Below you will find a set of lines. Repeat them all exactly.

**EXCERPTED DATA**:
▬▬▬▬▬▬

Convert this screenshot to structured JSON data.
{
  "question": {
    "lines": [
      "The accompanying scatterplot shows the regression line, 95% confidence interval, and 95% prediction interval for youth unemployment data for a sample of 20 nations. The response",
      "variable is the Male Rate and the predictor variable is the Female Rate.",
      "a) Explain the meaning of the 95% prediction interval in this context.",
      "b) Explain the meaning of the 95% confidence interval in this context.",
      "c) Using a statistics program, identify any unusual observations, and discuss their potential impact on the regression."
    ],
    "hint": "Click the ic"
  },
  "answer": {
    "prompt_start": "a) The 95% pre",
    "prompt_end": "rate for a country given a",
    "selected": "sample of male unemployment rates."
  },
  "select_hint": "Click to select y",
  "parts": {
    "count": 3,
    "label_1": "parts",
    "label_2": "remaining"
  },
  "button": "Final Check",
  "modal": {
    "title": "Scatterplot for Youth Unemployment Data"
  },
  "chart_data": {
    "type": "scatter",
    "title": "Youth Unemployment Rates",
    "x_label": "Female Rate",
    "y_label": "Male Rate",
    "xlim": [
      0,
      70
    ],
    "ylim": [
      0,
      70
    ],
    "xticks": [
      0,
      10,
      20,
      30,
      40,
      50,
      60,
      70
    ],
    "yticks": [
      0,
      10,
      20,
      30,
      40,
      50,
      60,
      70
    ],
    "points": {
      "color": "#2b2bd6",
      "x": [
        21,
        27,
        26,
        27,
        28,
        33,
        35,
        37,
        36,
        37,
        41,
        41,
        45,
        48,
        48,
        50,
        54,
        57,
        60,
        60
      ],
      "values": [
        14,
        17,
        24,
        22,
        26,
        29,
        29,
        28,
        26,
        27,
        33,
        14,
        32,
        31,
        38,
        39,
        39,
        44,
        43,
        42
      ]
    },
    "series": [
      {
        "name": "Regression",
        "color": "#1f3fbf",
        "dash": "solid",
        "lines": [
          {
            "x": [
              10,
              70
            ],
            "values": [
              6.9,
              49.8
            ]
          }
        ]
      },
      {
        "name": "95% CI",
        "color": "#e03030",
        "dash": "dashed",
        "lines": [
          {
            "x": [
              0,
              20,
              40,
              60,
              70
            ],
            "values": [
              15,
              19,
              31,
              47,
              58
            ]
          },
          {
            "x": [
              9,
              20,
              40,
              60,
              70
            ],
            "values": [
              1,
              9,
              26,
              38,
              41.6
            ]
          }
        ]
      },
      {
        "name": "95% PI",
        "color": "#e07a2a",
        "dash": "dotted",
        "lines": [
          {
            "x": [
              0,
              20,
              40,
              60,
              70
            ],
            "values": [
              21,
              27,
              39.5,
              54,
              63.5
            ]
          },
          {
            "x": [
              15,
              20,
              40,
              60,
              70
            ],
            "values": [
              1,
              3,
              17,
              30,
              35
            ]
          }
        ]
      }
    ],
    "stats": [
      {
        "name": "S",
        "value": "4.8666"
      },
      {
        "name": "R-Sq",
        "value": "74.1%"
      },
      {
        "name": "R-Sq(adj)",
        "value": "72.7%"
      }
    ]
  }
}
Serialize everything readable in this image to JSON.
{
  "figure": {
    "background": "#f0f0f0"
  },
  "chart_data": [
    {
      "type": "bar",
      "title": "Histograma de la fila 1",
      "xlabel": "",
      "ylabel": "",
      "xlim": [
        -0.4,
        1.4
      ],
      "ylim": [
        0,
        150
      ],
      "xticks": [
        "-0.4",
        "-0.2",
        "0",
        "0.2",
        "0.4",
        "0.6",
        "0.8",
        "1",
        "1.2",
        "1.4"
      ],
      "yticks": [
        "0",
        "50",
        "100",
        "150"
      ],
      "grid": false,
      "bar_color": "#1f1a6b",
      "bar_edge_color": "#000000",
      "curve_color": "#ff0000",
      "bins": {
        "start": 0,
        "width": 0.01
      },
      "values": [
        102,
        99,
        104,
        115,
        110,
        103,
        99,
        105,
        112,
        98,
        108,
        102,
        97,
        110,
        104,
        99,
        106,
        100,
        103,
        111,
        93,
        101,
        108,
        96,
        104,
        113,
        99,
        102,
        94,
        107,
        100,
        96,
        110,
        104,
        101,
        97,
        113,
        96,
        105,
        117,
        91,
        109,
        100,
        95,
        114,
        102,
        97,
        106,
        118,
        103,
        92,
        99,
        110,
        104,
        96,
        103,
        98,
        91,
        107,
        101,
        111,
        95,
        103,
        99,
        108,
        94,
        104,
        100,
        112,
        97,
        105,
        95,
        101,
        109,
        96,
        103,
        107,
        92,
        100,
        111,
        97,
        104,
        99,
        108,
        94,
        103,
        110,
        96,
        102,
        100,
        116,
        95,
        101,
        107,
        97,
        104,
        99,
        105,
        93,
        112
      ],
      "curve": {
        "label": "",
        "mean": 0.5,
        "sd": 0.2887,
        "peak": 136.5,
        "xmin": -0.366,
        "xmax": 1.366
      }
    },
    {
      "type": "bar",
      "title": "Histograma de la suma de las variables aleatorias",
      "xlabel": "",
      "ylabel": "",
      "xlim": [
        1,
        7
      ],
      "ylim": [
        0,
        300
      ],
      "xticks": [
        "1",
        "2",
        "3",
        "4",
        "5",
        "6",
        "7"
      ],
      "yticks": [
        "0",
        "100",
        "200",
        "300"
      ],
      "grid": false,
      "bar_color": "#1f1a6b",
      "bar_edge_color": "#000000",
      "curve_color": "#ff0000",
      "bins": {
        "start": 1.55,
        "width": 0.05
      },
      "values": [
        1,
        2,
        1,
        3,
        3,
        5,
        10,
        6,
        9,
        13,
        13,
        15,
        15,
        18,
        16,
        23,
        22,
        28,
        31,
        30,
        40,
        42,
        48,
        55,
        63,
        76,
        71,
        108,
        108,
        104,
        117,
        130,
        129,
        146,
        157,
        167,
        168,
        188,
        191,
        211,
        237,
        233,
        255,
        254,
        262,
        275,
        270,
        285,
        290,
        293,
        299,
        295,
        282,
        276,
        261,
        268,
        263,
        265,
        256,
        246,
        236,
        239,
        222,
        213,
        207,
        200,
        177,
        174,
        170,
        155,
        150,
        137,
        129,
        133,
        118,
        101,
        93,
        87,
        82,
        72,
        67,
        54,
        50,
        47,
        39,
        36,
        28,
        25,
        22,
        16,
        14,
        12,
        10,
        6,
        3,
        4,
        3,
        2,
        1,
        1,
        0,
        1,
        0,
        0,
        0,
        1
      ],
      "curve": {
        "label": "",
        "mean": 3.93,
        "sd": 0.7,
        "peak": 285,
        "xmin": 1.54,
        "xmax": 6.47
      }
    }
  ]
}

▬▬▬▬▬▬

**REPLY TO THE EXERCISE**:
Convert this screenshot to structured JSON data.
{
  "question": {
    "lines": [
      "The accompanying scatterplot shows the regression line, 95% confidence interval, and 95% prediction interval for youth unemployment data for a sample of 20 nations. The response",
      "variable is the Male Rate and the predictor variable is the Female Rate.",
      "a) Explain the meaning of the 95% prediction interval in this context.",
      "b) Explain the meaning of the 95% confidence interval in this context.",
      "c) Using a statistics program, identify any unusual observations, and discuss their potential impact on the regression."
    ],
    "hint": "Click the ic"
  },
  "answer": {
    "prompt_start": "a) The 95% pre",
    "prompt_end": "rate for a country given a",
    "selected": "sample of male unemployment rates."
  },
  "select_hint": "Click to select y",
  "parts": {
    "count": 3,
    "label_1": "parts",
    "label_2": "remaining"
  },
  "button": "Final Check",
  "modal": {
    "title": "Scatterplot for Youth Unemployment Data"
  },
  "chart_data": {
    "type": "scatter",
    "title": "Youth Unemployment Rates",
    "x_label": "Female Rate",
    "y_label": "Male Rate",
    "xlim": [
      0,
      70
    ],
    "ylim": [
      0,
      70
    ],
    "xticks": [
      0,
      10,
      20,
      30,
      40,
      50,
      60,
      70
    ],
    "yticks": [
      0,
      10,
      20,
      30,
      40,
      50,
      60,
      70
    ],
    "points": {
      "color": "#2b2bd6",
      "x": [
        21,
        27,
        26,
        27,
        28,
        33,
        35,
        37,
        36,
        37,
        41,
        41,
        45,
        48,
        48,
        50,
        54,
        57,
        60,
        60
      ],
      "values": [
        14,
        17,
        24,
        22,
        26,
        29,
        29,
        28,
        26,
        27,
        33,
        14,
        32,
        31,
        38,
        39,
        39,
        44,
        43,
        42
      ]
    },
    "series": [
      {
        "name": "Regression",
        "color": "#1f3fbf",
        "dash": "solid",
        "lines": [
          {
            "x": [
              10,
              70
            ],
            "values": [
              6.9,
              49.8
            ]
          }
        ]
      },
      {
        "name": "95% CI",
        "color": "#e03030",
        "dash": "dashed",
        "lines": [
          {
            "x": [
              0,
              20,
              40,
              60,
              70
            ],
            "values": [
              15,
              19,
              31,
              47,
              58
            ]
          },
          {
            "x": [
              9,
              20,
              40,
              60,
              70
            ],
            "values": [
              1,
              9,
              26,
              38,
              41.6
            ]
          }
        ]
      },
      {
        "name": "95% PI",
        "color": "#e07a2a",
        "dash": "dotted",
        "lines": [
          {
            "x": [
              0,
              20,
              40,
              60,
              70
            ],
            "values": [
              21,
              27,
              39.5,
              54,
              63.5
            ]
          },
          {
            "x": [
              15,
              20,
              40,
              60,
              70
            ],
            "values": [
              1,
              3,
              17,
              30,
              35
            ]
          }
        ]
      }
    ],
    "stats": [
      {
        "name": "S",
        "value": "4.8666"
      },
      {
        "name": "R-Sq",
        "value": "74.1%"
      },
      {
        "name": "R-Sq(adj)",
        "value": "72.7%"
      }
    ]
  }
}
Serialize everything readable in this image to JSON.
{
  "figure": {
    "background": "#f0f0f0"
  },
  "chart_data": [
    {
      "type": "bar",
      "title": "Histograma de la fila 1",
      "xlabel": "",
      "ylabel": "",
      "xlim": [
        -0.4,
        1.4
      ],
      "ylim": [
        0,
        150
      ],
      "xticks": [
        "-0.4",
        "-0.2",
        "0",
        "0.2",
        "0.4",
        "0.6",
        "0.8",
        "1",
        "1.2",
        "1.4"
      ],
      "yticks": [
        "0",
        "50",
        "100",
        "150"
      ],
      "grid": false,
      "bar_color": "#1f1a6b",
      "bar_edge_color": "#000000",
      "curve_color": "#ff0000",
      "bins": {
        "start": 0,
        "width": 0.01
      },
      "values": [
        102,
        99,
        104,
        115,
        110,
        103,
        99,
        105,
        112,
        98,
        108,
        102,
        97,
        110,
        104,
        99,
        106,
        100,
        103,
        111,
        93,
        101,
        108,
        96,
        104,
        113,
        99,
        102,
        94,
        107,
        100,
        96,
        110,
        104,
        101,
        97,
        113,
        96,
        105,
        117,
        91,
        109,
        100,
        95,
        114,
        102,
        97,
        106,
        118,
        103,
        92,
        99,
        110,
        104,
        96,
        103,
        98,
        91,
        107,
        101,
        111,
        95,
        103,
        99,
        108,
        94,
        104,
        100,
        112,
        97,
        105,
        95,
        101,
        109,
        96,
        103,
        107,
        92,
        100,
        111,
        97,
        104,
        99,
        108,
        94,
        103,
        110,
        96,
        102,
        100,
        116,
        95,
        101,
        107,
        97,
        104,
        99,
        105,
        93,
        112
      ],
      "curve": {
        "label": "",
        "mean": 0.5,
        "sd": 0.2887,
        "peak": 136.5,
        "xmin": -0.366,
        "xmax": 1.366
      }
    },
    {
      "type": "bar",
      "title": "Histograma de la suma de las variables aleatorias",
      "xlabel": "",
      "ylabel": "",
      "xlim": [
        1,
        7
      ],
      "ylim": [
        0,
        300
      ],
      "xticks": [
        "1",
        "2",
        "3",
        "4",
        "5",
        "6",
        "7"
      ],
      "yticks": [
        "0",
        "100",
        "200",
        "300"
      ],
      "grid": false,
      "bar_color": "#1f1a6b",
      "bar_edge_color": "#000000",
      "curve_color": "#ff0000",
      "bins": {
        "start": 1.55,
        "width": 0.05
      },
      "values": [
        1,
        2,
        1,
        3,
        3,
        5,
        10,
        6,
        9,
        13,
        13,
        15,
        15,
        18,
        16,
        23,
        22,
        28,
        31,
        30,
        40,
        42,
        48,
        55,
        63,
        76,
        71,
        108,
        108,
        104,
        117,
        130,
        129,
        146,
        157,
        167,
        168,
        188,
        191,
        211,
        237,
        233,
        255,
        254,
        262,
        275,
        270,
        285,
        290,
        293,
        299,
        295,
        282,
        276,
        261,
        268,
        263,
        265,
        256,
        246,
        236,
        239,
        222,
        213,
        207,
        200,
        177,
        174,
        170,
        155,
        150,
        137,
        129,
        133,
        118,
        101,
        93,
        87,
        82,
        72,
        67,
        54,
        50,
        47,
        39,
        36,
        28,
        25,
        22,
        16,
        14,
        12,
        10,
        6,
        3,
        4,
        3,
        2,
        1,
        1,
        0,
        1,
        0,
        0,
        0,
        1
      ],
      "curve": {
        "label": "",
        "mean": 3.93,
        "sd": 0.7,
        "peak": 285,
        "xmin": 1.54,
        "xmax": 6.47
      }
    }
  ]
}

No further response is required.